SEITE
Sportsfreunde ziemlich eigener Art machten im vergangenen Jahr im Norden Frankreichs von sich reden. Dort eröffnete in Berzy-le-Sec der als „Kulturvereinigung“ eingetragene Motorradclub namens MC Praetorians. Sein Vereinsheim ähnelt vom Äußeren „eher einem Kuhstall als einem Empfangssaal“, wie die Antifapublikation La Horde im vorigen Jahr einmal spottete.

Foto: La Horde

Esteban Morillo (links im Kreis), der 2013 den Antifaschisten Clèment Méric tötete, auf einem Treffen der Neonazi-Organisation „Troisième Voie“ zusammen mit Serge Ayoub (rechts im Kreis), damaliger Anführer der Organisation und Mitbegründer des „MC Praetorians“.

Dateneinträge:

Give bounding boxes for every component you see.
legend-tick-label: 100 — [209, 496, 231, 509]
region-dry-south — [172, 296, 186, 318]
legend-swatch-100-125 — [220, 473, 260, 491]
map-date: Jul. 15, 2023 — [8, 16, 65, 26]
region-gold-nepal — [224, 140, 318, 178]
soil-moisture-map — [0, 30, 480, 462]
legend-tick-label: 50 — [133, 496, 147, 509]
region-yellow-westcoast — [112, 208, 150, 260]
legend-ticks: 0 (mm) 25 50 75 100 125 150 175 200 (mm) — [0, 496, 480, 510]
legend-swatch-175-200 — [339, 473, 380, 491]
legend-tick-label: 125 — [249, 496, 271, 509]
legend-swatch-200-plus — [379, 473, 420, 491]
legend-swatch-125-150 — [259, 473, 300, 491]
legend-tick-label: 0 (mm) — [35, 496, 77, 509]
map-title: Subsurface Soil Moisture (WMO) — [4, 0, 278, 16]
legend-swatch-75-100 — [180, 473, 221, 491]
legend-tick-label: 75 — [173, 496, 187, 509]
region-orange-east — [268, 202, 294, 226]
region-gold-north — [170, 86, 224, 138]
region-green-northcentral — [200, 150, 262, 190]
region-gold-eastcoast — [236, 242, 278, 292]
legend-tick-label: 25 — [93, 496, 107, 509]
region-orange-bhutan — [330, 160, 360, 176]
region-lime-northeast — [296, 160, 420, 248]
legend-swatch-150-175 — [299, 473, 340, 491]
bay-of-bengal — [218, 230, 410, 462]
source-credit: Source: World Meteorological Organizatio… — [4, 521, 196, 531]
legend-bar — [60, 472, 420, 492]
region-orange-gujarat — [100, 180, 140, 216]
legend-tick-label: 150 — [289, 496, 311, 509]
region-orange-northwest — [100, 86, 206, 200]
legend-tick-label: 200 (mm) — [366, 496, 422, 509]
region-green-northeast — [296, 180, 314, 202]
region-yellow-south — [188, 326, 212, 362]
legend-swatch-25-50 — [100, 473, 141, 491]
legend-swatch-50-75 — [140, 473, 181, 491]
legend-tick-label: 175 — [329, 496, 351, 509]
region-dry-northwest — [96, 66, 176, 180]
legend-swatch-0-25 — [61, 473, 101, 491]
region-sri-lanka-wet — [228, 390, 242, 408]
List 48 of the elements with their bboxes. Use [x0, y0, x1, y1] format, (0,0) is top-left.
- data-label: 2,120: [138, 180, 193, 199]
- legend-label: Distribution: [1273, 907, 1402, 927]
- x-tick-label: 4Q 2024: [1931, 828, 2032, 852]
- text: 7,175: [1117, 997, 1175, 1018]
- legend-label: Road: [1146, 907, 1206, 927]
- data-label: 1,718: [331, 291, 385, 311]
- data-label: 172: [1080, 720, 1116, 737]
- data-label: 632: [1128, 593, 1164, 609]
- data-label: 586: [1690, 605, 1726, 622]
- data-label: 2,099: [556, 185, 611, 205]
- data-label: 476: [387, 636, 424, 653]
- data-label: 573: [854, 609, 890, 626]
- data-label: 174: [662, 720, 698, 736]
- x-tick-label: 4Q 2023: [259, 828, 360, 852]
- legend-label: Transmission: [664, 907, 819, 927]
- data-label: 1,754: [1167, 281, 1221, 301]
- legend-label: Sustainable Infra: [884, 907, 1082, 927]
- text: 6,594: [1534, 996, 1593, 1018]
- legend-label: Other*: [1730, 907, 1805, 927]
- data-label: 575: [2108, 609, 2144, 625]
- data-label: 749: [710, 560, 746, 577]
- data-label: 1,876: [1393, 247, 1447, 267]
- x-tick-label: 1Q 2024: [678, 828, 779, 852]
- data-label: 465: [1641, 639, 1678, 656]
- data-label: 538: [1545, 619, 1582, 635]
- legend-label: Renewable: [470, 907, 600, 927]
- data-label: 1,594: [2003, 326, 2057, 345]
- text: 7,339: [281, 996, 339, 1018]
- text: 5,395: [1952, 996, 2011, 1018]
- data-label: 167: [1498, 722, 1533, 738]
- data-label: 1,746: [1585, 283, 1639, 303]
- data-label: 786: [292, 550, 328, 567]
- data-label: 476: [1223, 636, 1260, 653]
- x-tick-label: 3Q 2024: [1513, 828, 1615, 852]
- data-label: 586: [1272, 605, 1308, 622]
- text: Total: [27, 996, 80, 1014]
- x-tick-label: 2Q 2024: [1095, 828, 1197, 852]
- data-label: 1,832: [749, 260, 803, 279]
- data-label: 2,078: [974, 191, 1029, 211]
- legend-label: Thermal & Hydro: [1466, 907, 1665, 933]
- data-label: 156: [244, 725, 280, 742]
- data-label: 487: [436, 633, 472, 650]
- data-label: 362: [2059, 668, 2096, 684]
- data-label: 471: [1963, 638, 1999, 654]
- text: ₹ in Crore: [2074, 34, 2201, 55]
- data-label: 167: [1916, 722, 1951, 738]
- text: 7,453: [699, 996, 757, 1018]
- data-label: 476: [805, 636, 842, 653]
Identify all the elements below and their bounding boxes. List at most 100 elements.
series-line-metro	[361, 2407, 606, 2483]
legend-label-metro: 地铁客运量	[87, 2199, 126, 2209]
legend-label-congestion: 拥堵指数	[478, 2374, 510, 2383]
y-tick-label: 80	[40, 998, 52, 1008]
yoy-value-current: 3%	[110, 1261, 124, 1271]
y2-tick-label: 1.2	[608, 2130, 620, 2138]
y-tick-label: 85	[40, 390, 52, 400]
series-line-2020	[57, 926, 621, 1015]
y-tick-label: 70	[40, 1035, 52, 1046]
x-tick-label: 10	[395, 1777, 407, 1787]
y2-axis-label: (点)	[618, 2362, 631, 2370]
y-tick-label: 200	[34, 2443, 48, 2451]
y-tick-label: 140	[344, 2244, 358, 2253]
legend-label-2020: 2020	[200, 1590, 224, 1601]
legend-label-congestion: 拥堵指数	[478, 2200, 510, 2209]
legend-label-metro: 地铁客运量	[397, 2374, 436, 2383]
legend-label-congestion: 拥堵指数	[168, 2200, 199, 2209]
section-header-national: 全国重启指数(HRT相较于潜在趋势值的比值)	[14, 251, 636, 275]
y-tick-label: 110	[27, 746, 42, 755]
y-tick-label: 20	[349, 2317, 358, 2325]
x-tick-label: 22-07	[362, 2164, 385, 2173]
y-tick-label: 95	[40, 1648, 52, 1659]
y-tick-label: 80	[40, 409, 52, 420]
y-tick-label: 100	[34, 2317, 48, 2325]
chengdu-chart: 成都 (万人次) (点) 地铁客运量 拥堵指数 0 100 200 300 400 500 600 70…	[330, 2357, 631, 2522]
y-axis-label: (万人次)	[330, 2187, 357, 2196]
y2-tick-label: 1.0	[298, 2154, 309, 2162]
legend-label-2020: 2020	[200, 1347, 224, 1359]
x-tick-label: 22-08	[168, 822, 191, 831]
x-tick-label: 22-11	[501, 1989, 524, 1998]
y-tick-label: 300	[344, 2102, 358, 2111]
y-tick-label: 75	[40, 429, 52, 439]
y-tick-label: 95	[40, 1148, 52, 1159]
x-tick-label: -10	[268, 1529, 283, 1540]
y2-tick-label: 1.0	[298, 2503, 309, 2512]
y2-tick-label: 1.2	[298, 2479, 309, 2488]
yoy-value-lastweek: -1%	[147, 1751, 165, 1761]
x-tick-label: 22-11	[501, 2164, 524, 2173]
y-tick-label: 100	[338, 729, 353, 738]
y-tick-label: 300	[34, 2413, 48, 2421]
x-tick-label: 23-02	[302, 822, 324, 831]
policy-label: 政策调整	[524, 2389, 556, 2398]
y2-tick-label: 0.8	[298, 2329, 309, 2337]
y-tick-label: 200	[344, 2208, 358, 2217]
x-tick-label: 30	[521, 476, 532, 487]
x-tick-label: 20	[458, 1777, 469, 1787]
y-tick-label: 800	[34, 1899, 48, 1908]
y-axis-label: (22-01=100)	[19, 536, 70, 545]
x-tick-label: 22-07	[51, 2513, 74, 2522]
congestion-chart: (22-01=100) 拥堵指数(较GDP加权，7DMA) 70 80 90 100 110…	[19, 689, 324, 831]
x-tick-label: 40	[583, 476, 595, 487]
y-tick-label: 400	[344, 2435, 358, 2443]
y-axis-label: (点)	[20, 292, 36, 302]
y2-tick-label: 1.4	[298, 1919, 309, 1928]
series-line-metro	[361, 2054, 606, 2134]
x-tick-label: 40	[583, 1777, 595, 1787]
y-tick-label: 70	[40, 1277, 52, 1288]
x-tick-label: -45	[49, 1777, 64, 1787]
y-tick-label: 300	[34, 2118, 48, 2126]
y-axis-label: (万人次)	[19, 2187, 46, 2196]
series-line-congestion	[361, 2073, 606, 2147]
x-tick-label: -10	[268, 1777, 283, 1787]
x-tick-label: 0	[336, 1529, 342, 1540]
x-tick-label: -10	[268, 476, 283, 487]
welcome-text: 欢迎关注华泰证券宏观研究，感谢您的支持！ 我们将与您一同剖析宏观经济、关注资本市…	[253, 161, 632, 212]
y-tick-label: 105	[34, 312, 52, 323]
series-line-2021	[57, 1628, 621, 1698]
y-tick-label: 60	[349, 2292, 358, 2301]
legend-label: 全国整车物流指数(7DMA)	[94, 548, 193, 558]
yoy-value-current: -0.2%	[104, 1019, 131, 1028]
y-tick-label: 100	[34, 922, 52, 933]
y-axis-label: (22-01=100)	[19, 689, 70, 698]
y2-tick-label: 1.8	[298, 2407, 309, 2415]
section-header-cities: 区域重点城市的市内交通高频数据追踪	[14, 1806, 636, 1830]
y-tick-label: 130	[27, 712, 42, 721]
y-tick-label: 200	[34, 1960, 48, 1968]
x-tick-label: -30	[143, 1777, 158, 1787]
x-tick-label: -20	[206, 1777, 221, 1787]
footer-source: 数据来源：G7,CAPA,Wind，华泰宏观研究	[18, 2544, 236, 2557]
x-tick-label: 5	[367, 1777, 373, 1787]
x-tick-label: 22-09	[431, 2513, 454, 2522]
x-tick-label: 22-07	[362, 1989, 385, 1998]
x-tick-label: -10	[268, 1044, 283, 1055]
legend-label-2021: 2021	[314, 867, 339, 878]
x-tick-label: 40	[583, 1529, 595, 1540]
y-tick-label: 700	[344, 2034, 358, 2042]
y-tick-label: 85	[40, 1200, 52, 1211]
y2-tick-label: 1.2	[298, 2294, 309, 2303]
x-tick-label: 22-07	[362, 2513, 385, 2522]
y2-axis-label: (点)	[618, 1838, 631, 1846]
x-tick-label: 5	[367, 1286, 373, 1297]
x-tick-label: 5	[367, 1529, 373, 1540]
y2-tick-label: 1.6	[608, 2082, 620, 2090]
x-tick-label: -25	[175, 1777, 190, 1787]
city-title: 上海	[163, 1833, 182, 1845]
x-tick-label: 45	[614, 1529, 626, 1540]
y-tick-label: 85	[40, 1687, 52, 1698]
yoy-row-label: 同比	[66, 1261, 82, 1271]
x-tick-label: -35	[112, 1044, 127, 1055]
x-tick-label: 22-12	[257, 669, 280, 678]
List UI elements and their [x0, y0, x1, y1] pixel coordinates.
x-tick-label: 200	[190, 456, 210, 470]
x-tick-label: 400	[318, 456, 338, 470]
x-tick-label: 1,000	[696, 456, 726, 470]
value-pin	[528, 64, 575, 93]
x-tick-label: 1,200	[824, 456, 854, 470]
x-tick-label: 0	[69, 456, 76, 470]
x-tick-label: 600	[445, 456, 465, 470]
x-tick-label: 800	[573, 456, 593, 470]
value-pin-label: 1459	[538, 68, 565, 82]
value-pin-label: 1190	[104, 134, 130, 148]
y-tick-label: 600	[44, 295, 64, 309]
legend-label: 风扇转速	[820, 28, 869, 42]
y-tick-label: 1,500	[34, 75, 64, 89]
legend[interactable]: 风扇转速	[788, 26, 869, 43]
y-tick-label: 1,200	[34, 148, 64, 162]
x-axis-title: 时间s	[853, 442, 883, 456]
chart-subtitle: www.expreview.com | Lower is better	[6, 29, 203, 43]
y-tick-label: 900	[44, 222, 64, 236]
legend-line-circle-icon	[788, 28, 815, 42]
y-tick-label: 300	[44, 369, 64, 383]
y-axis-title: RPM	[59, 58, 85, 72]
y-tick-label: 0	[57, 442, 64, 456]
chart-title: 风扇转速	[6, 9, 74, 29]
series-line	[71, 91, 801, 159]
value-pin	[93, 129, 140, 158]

DIE AUFGABE
Schreibe den Text über den Motorradclub MC Praetorians weiter, beginnend nach seinem letzten Satz. Die Zeilen werden hierfür nicht gebraucht.

DAS ERGEBNIS
Alte Bekannte der extremen Rechten in Frankreich

Dem breiteren Publikum wurde der MC bekannt, als sie im April 2015 ein erstes Konzert in dessen Lokal stattfand. „Der von ehemaligen nationalistischen Aktivisten gegründete Motorradverein bei Soissons beunruhigt“, schrieb die Zeitung L’Union. Seitdem fanden dort diverse Neonazi-Konzerte statt: Im Juli mit „Endstufe“ aus Bremen, im September mit „Tattooed Mother Fuckers“ aus England und im November mit „Lemovice“ aus Frankreich. Auch ein für den 22. Februar 2016 im Raum Paris angekündigtes Konzert — unter anderem mit den deutschen NS-Black Metal Bands „Nord­glanz“ und „Stahlfront“ — fand schließlich im Clubhaus des MCs statt.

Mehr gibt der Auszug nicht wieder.